Problem statement - Write out the full listing exactly as given, minus the images.

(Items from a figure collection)
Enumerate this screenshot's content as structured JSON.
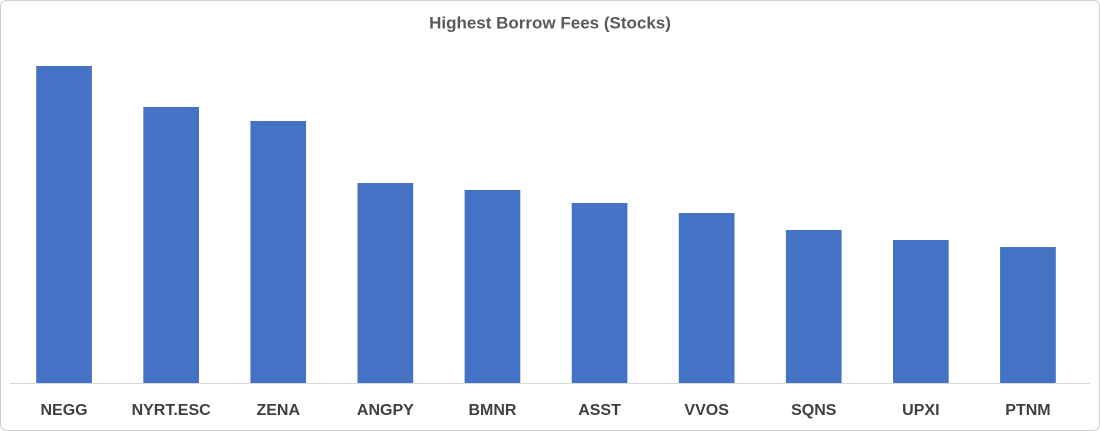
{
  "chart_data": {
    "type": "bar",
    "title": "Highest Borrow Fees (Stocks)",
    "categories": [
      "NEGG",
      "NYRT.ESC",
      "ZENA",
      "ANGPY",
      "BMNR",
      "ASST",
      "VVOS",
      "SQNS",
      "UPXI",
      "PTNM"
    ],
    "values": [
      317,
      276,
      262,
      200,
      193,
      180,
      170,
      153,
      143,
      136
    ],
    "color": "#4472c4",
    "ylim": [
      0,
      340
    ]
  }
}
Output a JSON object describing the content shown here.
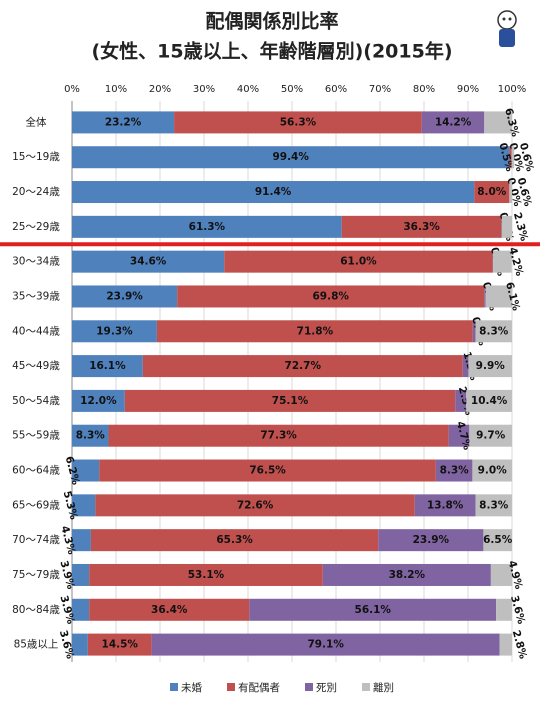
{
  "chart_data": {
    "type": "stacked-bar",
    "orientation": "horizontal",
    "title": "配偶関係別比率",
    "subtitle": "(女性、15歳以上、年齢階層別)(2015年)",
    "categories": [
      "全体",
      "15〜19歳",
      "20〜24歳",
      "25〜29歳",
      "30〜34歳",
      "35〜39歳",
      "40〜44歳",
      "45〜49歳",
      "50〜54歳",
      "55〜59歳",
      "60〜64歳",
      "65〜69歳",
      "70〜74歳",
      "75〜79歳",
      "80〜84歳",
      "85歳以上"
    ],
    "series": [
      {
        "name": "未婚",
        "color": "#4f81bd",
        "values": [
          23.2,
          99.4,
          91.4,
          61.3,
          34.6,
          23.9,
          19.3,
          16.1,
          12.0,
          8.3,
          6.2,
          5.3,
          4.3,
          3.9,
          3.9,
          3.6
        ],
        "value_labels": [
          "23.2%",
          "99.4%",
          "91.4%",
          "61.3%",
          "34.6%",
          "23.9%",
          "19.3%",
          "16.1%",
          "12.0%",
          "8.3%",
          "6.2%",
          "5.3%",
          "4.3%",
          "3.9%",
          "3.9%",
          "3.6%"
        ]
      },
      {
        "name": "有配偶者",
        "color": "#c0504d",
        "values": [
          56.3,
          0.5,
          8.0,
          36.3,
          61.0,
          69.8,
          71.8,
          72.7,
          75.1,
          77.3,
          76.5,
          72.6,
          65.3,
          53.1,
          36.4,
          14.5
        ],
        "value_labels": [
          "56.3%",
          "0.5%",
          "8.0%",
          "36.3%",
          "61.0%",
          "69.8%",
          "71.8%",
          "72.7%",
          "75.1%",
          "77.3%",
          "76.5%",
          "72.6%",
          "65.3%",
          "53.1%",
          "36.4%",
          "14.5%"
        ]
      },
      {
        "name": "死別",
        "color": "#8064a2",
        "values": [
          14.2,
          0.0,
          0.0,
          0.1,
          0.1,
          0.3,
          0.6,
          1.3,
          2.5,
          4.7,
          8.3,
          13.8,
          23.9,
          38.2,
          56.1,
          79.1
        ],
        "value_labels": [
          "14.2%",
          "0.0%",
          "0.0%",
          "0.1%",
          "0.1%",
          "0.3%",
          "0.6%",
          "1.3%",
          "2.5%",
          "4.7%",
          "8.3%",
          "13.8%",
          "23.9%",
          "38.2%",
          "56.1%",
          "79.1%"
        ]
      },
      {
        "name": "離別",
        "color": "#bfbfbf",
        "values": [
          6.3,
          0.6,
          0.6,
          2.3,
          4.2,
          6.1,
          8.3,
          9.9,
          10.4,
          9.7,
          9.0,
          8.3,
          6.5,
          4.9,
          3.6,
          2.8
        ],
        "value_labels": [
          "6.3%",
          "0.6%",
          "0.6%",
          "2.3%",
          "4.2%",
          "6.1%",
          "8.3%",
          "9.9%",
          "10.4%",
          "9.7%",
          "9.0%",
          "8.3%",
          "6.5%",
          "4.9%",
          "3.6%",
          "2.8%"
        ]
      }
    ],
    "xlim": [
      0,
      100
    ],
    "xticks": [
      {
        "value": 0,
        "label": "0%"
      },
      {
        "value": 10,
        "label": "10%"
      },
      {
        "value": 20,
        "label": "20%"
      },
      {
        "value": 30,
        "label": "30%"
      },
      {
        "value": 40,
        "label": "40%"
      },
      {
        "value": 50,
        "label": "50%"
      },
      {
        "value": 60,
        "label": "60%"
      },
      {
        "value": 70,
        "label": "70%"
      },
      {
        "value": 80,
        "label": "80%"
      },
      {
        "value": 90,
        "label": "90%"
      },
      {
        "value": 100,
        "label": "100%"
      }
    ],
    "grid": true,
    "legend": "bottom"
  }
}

Exercise answer -
Enumerate this screenshot's content as structured JSON.
{
  "chart_data": {
    "type": "bar",
    "title": "Highest Borrow Fees (Stocks)",
    "categories": [
      "NEGG",
      "NYRT.ESC",
      "ZENA",
      "ANGPY",
      "BMNR",
      "ASST",
      "VVOS",
      "SQNS",
      "UPXI",
      "PTNM"
    ],
    "values": [
      317,
      276,
      262,
      200,
      193,
      180,
      170,
      153,
      143,
      136
    ],
    "color": "#4472c4",
    "ylim": [
      0,
      340
    ]
  }
}
Output a JSON object describing the content shown here.
{
  "chart_data": {
    "type": "stacked-bar",
    "orientation": "horizontal",
    "title": "配偶関係別比率",
    "subtitle": "(女性、15歳以上、年齢階層別)(2015年)",
    "categories": [
      "全体",
      "15〜19歳",
      "20〜24歳",
      "25〜29歳",
      "30〜34歳",
      "35〜39歳",
      "40〜44歳",
      "45〜49歳",
      "50〜54歳",
      "55〜59歳",
      "60〜64歳",
      "65〜69歳",
      "70〜74歳",
      "75〜79歳",
      "80〜84歳",
      "85歳以上"
    ],
    "series": [
      {
        "name": "未婚",
        "color": "#4f81bd",
        "values": [
          23.2,
          99.4,
          91.4,
          61.3,
          34.6,
          23.9,
          19.3,
          16.1,
          12.0,
          8.3,
          6.2,
          5.3,
          4.3,
          3.9,
          3.9,
          3.6
        ],
        "value_labels": [
          "23.2%",
          "99.4%",
          "91.4%",
          "61.3%",
          "34.6%",
          "23.9%",
          "19.3%",
          "16.1%",
          "12.0%",
          "8.3%",
          "6.2%",
          "5.3%",
          "4.3%",
          "3.9%",
          "3.9%",
          "3.6%"
        ]
      },
      {
        "name": "有配偶者",
        "color": "#c0504d",
        "values": [
          56.3,
          0.5,
          8.0,
          36.3,
          61.0,
          69.8,
          71.8,
          72.7,
          75.1,
          77.3,
          76.5,
          72.6,
          65.3,
          53.1,
          36.4,
          14.5
        ],
        "value_labels": [
          "56.3%",
          "0.5%",
          "8.0%",
          "36.3%",
          "61.0%",
          "69.8%",
          "71.8%",
          "72.7%",
          "75.1%",
          "77.3%",
          "76.5%",
          "72.6%",
          "65.3%",
          "53.1%",
          "36.4%",
          "14.5%"
        ]
      },
      {
        "name": "死別",
        "color": "#8064a2",
        "values": [
          14.2,
          0.0,
          0.0,
          0.1,
          0.1,
          0.3,
          0.6,
          1.3,
          2.5,
          4.7,
          8.3,
          13.8,
          23.9,
          38.2,
          56.1,
          79.1
        ],
        "value_labels": [
          "14.2%",
          "0.0%",
          "0.0%",
          "0.1%",
          "0.1%",
          "0.3%",
          "0.6%",
          "1.3%",
          "2.5%",
          "4.7%",
          "8.3%",
          "13.8%",
          "23.9%",
          "38.2%",
          "56.1%",
          "79.1%"
        ]
      },
      {
        "name": "離別",
        "color": "#bfbfbf",
        "values": [
          6.3,
          0.6,
          0.6,
          2.3,
          4.2,
          6.1,
          8.3,
          9.9,
          10.4,
          9.7,
          9.0,
          8.3,
          6.5,
          4.9,
          3.6,
          2.8
        ],
        "value_labels": [
          "6.3%",
          "0.6%",
          "0.6%",
          "2.3%",
          "4.2%",
          "6.1%",
          "8.3%",
          "9.9%",
          "10.4%",
          "9.7%",
          "9.0%",
          "8.3%",
          "6.5%",
          "4.9%",
          "3.6%",
          "2.8%"
        ]
      }
    ],
    "xlim": [
      0,
      100
    ],
    "xticks": [
      {
        "value": 0,
        "label": "0%"
      },
      {
        "value": 10,
        "label": "10%"
      },
      {
        "value": 20,
        "label": "20%"
      },
      {
        "value": 30,
        "label": "30%"
      },
      {
        "value": 40,
        "label": "40%"
      },
      {
        "value": 50,
        "label": "50%"
      },
      {
        "value": 60,
        "label": "60%"
      },
      {
        "value": 70,
        "label": "70%"
      },
      {
        "value": 80,
        "label": "80%"
      },
      {
        "value": 90,
        "label": "90%"
      },
      {
        "value": 100,
        "label": "100%"
      }
    ],
    "grid": true,
    "legend": "bottom"
  }
}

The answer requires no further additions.